### Problem to solve
Return every line below in which "name" appears.

### Records
————————

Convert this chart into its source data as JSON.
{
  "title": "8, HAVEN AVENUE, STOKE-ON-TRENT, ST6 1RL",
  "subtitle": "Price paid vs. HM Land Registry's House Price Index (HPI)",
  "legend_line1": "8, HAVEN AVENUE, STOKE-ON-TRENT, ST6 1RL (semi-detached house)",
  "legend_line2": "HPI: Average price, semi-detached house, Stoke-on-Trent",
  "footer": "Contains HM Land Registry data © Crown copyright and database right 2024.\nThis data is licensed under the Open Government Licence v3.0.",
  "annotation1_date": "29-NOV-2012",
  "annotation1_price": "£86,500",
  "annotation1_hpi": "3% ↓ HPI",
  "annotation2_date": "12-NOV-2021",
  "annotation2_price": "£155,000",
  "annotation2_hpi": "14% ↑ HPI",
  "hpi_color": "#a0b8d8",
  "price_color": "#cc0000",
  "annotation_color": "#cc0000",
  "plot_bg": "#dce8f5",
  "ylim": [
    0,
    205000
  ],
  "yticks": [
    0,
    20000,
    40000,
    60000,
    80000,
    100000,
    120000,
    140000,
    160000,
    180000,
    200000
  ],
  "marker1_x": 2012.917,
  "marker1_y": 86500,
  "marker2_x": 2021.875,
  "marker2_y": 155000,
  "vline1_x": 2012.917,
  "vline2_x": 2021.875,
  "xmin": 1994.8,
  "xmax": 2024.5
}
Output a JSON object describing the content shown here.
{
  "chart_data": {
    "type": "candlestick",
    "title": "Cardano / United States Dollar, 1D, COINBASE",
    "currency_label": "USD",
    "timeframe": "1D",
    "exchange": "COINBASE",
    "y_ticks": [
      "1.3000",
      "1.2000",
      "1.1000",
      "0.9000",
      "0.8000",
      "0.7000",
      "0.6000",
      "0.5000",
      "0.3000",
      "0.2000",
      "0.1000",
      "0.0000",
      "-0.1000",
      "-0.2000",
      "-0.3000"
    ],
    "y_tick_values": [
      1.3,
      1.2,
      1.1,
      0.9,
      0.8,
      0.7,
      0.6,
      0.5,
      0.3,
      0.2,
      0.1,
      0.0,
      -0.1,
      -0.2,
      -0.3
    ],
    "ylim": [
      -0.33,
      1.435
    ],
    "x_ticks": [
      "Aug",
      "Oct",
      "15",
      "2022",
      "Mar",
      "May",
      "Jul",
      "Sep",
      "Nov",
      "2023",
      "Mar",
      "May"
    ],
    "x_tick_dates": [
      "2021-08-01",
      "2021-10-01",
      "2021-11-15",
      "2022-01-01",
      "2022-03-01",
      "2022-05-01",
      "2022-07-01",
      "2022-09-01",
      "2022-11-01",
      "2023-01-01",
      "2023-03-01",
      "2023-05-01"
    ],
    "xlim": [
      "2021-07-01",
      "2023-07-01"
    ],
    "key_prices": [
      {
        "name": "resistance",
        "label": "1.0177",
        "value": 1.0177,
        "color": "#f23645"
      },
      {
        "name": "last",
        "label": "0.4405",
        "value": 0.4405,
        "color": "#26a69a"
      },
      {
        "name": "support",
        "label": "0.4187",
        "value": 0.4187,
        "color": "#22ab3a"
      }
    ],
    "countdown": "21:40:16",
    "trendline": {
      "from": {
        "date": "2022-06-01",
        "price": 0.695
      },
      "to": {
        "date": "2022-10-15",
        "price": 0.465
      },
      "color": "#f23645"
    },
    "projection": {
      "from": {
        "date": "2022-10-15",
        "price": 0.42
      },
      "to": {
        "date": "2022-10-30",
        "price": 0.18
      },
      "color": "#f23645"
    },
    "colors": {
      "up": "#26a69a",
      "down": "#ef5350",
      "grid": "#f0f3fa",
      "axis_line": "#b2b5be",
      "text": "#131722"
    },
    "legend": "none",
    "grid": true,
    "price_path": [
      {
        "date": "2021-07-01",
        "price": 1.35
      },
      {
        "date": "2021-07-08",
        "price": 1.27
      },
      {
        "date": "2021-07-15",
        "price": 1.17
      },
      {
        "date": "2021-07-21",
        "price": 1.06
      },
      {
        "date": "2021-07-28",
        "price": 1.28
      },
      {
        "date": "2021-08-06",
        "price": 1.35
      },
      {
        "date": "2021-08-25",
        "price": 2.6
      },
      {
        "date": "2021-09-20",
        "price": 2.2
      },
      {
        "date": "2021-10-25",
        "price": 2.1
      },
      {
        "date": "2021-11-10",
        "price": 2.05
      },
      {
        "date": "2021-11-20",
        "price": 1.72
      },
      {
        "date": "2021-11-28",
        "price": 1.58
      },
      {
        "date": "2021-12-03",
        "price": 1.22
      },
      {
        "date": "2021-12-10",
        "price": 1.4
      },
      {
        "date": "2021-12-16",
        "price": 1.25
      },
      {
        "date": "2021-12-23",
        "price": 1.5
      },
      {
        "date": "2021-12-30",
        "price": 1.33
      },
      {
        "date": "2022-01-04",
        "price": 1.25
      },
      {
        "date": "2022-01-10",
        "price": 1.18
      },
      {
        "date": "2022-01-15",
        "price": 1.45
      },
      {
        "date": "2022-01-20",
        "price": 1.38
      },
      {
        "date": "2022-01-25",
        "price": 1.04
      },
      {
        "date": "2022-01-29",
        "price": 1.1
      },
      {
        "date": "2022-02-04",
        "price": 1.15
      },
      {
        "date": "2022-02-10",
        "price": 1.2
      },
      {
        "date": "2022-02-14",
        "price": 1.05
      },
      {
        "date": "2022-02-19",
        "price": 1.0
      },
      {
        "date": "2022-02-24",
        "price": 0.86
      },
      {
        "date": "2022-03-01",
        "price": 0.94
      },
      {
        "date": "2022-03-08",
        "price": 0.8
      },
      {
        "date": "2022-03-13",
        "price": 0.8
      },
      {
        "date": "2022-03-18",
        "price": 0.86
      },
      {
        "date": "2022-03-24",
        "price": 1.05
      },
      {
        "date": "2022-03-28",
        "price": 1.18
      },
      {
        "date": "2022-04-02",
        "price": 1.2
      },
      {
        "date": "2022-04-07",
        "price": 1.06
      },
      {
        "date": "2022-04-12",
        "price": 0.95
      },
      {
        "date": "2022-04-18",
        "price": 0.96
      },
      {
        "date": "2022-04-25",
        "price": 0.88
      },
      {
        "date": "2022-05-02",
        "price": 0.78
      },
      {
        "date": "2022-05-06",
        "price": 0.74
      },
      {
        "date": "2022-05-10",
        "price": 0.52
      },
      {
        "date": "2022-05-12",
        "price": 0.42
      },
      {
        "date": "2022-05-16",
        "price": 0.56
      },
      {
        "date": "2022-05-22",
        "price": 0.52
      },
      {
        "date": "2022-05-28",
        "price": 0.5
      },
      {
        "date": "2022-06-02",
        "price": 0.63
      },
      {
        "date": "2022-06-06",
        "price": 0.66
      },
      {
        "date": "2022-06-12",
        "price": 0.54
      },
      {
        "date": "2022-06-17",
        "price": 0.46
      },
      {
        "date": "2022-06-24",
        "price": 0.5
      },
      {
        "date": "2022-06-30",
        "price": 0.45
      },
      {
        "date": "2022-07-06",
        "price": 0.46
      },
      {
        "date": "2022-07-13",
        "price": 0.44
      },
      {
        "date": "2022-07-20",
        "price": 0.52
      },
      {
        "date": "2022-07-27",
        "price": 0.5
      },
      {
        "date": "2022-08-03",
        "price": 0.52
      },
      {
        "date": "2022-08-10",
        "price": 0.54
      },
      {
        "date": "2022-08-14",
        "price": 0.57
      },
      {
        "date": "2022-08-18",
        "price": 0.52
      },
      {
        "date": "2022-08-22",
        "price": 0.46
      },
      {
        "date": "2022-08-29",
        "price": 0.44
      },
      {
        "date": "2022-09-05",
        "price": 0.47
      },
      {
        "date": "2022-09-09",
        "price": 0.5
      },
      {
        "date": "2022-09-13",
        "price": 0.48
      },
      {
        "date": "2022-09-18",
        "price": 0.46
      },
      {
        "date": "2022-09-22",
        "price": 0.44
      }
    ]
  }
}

————————

### Result of this task
        "name": "resistance",
        "name": "last",
        "name": "support",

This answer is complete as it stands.